**TASK TO CARRY OUT**
Write only how many lines in this data include "more".

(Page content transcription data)
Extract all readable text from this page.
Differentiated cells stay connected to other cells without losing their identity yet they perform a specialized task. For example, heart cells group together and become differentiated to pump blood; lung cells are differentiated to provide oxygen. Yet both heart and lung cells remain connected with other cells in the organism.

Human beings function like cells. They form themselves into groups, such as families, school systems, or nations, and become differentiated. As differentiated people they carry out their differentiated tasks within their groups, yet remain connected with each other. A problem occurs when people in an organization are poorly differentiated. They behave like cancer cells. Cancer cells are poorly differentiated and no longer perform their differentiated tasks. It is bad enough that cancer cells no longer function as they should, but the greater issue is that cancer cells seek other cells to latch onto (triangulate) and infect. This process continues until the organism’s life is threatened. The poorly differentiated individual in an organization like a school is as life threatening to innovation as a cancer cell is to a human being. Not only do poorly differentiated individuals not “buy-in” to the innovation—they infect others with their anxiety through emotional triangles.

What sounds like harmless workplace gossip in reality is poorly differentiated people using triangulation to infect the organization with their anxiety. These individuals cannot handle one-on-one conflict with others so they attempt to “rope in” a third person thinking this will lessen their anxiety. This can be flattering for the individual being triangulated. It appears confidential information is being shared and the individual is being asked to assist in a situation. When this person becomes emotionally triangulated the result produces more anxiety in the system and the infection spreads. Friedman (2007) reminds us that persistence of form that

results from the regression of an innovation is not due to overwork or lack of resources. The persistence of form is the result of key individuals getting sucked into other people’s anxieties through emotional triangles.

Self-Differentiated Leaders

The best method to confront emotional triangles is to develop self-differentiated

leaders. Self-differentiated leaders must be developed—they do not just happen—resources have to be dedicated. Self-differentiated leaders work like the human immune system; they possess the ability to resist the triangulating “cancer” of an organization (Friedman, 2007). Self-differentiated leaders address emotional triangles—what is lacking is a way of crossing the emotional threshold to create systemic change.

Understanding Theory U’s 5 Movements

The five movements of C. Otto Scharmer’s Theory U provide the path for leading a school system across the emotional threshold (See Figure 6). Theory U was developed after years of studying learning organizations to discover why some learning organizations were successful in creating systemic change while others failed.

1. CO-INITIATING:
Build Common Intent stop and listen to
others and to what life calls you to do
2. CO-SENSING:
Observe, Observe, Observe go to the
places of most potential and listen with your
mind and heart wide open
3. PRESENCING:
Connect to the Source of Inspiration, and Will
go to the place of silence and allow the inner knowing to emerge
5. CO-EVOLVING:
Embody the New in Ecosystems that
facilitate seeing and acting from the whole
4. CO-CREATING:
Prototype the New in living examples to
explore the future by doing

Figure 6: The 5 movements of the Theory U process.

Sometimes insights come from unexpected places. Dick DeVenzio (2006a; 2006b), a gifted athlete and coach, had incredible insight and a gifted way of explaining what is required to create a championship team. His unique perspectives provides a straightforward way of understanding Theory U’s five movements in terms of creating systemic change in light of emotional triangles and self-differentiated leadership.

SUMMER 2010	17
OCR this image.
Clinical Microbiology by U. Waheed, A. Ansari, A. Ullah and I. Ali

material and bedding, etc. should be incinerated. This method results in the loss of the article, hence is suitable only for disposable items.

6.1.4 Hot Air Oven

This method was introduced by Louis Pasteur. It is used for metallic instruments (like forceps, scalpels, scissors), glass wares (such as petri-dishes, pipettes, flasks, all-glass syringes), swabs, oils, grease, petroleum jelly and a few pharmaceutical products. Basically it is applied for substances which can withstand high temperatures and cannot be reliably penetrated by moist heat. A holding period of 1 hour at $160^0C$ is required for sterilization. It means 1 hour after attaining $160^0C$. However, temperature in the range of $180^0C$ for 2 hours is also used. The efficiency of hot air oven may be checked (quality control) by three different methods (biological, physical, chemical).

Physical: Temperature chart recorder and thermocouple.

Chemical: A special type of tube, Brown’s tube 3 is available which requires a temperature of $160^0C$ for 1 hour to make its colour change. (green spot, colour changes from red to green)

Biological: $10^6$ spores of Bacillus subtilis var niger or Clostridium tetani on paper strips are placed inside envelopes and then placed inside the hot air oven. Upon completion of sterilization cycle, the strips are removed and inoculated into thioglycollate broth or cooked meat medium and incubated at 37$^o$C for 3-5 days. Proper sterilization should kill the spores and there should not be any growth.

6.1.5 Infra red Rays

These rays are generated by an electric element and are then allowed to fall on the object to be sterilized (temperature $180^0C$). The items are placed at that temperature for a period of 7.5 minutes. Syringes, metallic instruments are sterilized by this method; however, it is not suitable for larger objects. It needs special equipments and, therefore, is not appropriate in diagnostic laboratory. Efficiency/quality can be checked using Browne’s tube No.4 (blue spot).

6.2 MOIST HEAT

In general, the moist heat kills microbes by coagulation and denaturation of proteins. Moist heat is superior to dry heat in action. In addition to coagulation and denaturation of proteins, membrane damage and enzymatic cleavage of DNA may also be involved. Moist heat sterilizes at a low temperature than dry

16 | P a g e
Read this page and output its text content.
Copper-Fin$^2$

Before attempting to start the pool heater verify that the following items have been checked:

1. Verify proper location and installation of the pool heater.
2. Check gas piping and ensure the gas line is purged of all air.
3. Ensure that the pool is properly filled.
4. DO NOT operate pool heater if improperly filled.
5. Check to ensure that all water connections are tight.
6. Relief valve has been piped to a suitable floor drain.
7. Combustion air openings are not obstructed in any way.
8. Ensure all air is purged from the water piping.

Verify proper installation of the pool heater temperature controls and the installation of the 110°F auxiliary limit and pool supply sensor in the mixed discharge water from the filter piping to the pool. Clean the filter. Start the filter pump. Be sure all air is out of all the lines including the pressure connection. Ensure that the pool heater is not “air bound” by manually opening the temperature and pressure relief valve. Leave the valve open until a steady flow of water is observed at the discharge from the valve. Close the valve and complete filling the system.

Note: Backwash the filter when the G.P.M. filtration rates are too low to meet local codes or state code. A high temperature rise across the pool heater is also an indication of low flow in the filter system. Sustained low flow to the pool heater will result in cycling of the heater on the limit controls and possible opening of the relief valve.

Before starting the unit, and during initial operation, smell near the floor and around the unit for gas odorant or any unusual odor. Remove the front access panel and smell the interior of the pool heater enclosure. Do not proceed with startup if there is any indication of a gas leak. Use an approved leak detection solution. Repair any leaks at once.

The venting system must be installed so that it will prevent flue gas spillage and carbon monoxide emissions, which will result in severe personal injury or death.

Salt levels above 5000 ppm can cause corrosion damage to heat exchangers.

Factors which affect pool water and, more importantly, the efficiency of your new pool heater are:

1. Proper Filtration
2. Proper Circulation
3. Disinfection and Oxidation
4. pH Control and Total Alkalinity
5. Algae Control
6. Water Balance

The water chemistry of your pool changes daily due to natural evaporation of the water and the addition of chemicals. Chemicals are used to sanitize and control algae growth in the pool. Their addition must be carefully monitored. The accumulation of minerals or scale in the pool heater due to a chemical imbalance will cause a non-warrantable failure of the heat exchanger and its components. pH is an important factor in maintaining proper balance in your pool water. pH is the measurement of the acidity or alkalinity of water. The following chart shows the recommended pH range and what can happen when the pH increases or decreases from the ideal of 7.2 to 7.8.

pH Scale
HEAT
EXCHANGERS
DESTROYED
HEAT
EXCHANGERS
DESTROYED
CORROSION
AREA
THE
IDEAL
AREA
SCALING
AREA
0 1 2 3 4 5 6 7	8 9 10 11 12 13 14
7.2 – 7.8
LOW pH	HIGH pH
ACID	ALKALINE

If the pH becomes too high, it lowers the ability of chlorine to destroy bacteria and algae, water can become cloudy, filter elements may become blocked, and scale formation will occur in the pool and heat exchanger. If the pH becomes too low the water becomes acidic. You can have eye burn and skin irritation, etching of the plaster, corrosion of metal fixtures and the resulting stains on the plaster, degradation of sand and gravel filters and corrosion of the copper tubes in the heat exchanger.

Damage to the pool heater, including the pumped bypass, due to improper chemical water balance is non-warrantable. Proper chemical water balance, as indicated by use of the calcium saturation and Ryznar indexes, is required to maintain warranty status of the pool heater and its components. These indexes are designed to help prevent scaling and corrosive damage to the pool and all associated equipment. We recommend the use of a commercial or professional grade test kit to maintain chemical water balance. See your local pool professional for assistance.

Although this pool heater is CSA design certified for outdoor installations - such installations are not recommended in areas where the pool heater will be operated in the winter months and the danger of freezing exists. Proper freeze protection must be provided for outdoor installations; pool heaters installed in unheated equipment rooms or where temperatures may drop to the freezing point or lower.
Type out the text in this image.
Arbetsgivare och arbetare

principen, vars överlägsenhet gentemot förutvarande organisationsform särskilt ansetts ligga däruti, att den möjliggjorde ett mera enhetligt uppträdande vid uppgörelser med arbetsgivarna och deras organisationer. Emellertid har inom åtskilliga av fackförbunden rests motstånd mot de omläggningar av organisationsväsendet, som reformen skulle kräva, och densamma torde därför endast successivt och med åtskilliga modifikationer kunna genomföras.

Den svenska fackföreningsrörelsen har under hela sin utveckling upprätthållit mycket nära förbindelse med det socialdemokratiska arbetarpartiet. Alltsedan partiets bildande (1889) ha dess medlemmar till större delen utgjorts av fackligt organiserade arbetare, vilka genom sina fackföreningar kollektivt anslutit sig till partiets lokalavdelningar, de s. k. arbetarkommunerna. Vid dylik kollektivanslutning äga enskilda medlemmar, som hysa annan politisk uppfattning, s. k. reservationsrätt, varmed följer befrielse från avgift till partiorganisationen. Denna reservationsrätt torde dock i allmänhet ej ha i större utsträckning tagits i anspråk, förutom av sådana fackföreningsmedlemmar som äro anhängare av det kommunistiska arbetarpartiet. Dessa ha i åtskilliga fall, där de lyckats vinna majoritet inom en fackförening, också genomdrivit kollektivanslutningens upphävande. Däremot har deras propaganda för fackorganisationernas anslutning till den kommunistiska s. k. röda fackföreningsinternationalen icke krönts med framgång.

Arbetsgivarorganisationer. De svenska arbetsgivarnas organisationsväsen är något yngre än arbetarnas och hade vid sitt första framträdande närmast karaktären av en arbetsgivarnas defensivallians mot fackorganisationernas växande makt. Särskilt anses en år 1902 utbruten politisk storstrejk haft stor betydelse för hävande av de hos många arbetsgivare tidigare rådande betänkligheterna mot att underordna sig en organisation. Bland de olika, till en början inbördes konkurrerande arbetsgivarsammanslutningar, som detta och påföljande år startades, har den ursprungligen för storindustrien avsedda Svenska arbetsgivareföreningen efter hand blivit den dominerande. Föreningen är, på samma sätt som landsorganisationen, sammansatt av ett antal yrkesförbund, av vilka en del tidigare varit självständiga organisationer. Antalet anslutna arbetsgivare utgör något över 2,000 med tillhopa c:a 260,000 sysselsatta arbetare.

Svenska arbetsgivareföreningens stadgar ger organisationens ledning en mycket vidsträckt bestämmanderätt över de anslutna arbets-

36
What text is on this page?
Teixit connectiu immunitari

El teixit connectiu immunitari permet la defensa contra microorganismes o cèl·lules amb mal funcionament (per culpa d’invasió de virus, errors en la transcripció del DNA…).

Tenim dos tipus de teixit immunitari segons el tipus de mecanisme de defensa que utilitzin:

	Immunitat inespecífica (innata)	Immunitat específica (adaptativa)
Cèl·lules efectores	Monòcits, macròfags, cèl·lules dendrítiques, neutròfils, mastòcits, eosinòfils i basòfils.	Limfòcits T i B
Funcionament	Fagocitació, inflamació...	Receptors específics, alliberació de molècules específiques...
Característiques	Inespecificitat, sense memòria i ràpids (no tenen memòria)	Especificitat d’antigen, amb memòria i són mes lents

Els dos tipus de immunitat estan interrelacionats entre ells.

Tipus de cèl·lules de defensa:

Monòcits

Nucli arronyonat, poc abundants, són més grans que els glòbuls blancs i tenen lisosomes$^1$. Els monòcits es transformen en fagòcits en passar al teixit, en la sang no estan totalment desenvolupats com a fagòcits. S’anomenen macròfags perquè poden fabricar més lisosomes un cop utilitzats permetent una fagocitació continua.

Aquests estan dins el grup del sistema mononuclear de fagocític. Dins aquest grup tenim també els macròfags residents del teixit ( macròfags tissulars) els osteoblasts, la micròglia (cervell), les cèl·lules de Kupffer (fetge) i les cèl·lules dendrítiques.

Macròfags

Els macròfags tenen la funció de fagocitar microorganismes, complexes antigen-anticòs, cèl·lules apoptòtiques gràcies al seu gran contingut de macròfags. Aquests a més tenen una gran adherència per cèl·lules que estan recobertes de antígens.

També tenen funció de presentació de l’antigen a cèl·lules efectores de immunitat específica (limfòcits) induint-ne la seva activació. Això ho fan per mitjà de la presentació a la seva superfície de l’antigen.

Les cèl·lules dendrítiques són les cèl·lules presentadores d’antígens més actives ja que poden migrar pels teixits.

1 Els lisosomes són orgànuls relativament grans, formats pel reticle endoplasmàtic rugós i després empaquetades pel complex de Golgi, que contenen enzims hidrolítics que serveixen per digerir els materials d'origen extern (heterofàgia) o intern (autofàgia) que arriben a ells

**WRITTEN REPLY**
2